DATASET ROWS

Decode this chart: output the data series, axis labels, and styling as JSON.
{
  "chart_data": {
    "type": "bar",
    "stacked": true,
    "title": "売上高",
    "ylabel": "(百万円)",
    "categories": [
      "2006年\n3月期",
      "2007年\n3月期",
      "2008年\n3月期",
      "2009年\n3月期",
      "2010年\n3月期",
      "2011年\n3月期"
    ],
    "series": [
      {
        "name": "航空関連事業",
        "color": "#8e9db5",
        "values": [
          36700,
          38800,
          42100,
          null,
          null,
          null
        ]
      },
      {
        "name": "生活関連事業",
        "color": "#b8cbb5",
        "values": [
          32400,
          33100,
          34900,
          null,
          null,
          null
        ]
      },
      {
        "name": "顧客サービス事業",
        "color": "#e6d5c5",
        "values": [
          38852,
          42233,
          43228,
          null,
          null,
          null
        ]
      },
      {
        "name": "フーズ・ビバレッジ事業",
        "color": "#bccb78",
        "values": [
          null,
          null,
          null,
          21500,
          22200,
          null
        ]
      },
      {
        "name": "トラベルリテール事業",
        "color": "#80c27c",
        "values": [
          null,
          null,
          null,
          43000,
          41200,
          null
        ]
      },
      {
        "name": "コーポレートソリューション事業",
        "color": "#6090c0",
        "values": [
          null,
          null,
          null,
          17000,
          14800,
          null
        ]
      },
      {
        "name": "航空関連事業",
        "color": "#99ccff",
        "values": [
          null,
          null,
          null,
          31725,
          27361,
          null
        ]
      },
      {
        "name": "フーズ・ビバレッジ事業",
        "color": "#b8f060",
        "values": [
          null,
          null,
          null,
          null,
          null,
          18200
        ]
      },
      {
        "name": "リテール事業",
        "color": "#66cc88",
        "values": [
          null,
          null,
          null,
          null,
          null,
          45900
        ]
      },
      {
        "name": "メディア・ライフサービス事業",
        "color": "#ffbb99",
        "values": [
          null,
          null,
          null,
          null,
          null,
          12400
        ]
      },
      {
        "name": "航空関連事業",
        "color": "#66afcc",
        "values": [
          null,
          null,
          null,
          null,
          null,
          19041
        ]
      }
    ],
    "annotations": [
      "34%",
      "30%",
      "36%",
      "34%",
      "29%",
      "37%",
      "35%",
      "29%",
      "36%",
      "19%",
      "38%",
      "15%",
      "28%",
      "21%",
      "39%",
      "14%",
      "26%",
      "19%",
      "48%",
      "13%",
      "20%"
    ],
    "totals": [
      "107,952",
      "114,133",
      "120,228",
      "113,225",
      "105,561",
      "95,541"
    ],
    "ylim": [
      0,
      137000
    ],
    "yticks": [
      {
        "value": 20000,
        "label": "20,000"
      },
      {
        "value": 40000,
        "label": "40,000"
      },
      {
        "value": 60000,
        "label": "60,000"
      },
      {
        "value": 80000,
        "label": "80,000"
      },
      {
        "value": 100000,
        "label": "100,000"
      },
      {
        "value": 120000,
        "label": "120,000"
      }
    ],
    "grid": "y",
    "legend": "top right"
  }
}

STATED EXERCISE
Find how many lines in the listing contain the word "series" and give that count alone.

RESULT BELOW
2